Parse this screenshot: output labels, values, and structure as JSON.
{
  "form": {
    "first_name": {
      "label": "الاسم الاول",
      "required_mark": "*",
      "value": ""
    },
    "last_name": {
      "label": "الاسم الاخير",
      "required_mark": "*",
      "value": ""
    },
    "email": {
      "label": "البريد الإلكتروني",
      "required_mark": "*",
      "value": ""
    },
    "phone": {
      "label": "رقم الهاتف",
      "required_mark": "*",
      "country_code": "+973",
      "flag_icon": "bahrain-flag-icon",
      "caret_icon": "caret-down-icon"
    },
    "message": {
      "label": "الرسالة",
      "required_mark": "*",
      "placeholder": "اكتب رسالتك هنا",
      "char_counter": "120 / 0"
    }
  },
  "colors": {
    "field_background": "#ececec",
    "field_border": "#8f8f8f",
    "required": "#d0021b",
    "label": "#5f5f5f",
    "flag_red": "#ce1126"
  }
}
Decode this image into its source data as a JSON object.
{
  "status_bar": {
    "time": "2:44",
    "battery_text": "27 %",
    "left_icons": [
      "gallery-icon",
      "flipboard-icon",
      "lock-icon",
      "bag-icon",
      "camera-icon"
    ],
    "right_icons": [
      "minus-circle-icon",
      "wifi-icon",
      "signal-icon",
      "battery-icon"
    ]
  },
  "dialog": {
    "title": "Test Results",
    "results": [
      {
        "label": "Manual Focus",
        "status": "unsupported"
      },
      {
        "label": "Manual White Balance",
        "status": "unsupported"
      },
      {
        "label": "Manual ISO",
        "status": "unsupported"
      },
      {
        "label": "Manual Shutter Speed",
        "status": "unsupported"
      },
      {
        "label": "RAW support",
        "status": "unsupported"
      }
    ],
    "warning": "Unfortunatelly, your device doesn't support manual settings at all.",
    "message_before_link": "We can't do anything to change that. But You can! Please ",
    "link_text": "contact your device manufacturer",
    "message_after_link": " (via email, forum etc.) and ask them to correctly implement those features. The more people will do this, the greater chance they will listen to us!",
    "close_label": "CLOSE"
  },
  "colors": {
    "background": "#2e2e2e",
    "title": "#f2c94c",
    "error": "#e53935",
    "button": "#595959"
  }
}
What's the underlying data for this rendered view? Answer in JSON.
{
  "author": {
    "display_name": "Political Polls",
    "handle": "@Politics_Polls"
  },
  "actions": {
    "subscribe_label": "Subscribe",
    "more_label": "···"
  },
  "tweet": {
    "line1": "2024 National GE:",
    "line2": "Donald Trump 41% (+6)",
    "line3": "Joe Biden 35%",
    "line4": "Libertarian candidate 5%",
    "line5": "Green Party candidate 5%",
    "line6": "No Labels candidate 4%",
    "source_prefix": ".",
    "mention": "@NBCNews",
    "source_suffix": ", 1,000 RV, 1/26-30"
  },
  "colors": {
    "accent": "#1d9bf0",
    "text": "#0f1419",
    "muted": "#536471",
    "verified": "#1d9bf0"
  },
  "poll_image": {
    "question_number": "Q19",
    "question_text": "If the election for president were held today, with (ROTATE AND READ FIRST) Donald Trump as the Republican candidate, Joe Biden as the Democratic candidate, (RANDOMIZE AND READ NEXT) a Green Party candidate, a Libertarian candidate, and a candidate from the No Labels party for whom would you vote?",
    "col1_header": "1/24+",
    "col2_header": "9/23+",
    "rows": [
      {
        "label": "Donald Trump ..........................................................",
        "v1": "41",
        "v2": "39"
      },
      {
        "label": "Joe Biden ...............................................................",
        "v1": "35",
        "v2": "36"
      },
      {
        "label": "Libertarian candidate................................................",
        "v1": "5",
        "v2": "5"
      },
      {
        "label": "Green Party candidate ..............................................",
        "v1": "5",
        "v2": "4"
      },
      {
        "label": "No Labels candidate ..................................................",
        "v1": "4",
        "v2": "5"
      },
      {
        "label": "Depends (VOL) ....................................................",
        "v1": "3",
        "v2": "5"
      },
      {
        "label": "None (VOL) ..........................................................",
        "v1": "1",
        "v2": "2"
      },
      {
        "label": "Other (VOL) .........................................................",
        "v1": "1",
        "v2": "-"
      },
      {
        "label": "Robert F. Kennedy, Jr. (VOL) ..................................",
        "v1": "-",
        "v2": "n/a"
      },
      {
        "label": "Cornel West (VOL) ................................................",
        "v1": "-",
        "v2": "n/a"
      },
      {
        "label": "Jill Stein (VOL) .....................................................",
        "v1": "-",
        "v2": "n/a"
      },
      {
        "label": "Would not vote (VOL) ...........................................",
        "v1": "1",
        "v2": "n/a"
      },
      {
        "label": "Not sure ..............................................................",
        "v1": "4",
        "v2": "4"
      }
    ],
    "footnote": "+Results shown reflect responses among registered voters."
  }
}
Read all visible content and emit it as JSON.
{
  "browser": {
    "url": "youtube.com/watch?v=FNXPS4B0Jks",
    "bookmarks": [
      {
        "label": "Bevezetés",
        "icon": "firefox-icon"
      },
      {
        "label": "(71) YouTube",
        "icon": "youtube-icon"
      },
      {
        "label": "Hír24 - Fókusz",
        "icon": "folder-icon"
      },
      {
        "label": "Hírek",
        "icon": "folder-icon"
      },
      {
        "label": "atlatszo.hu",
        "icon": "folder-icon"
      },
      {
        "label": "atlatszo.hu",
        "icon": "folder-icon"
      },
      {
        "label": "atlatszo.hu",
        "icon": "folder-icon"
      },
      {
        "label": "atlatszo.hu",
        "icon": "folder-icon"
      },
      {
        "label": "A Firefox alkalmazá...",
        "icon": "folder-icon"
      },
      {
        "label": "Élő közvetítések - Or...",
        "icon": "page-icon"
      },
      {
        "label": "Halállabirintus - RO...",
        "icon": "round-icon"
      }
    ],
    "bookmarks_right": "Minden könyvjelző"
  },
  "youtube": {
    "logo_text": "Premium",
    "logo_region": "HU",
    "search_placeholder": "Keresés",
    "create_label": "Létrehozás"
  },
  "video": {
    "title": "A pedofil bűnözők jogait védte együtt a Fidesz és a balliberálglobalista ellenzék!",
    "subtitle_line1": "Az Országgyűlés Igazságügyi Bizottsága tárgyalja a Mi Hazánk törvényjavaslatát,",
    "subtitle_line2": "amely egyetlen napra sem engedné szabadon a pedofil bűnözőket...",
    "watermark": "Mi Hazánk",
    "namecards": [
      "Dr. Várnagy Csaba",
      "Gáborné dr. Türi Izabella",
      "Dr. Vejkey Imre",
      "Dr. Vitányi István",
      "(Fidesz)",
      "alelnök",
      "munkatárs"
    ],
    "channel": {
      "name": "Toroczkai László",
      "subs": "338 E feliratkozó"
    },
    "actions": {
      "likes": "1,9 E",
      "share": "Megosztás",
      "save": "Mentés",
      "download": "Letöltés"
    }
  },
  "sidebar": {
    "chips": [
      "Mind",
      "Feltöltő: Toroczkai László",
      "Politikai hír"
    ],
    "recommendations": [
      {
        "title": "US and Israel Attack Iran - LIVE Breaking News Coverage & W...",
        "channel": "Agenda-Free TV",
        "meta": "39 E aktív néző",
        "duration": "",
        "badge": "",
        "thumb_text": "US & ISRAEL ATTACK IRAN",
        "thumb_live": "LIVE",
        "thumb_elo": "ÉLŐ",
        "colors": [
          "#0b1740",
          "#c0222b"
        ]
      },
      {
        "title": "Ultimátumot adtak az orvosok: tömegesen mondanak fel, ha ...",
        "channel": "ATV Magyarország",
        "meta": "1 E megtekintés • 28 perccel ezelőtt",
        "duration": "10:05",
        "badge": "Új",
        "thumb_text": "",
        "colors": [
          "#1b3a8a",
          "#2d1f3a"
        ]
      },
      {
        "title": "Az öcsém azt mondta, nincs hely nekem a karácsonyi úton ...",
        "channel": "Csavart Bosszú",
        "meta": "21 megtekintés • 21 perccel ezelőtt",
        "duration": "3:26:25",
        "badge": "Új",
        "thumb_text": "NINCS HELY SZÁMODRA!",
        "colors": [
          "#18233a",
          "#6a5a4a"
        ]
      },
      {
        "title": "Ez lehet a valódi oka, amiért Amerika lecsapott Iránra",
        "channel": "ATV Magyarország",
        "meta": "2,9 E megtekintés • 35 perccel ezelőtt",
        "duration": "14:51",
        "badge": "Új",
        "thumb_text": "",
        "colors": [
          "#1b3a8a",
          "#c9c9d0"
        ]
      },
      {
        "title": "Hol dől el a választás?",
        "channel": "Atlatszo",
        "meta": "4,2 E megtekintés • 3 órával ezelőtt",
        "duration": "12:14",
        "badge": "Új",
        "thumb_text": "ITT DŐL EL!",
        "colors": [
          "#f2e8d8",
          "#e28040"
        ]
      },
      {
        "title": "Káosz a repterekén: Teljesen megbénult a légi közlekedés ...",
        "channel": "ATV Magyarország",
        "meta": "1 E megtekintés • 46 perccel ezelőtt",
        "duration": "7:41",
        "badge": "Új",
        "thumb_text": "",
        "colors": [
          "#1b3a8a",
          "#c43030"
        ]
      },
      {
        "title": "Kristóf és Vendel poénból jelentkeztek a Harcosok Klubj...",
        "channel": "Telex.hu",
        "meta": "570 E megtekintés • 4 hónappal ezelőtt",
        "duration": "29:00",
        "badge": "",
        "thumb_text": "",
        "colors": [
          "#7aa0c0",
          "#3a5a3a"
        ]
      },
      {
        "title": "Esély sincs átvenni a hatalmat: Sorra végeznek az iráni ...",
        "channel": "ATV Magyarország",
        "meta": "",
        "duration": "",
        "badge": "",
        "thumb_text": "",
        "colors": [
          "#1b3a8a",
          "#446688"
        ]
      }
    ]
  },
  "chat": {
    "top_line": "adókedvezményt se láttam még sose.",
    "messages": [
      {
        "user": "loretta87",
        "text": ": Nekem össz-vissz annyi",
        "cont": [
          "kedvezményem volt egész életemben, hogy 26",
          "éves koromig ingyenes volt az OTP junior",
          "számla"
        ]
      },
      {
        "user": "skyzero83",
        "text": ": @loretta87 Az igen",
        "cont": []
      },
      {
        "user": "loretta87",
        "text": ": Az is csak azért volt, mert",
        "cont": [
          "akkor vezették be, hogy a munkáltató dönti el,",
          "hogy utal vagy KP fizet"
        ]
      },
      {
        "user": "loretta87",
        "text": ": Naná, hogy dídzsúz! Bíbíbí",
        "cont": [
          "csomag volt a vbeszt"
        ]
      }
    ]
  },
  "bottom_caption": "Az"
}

### What is asked
Filter the data, keeping only the lines that contain "device".

### Reply
    "warning": "Unfortunatelly, your device doesn't support manual settings at all.",
    "link_text": "contact your device manufacturer",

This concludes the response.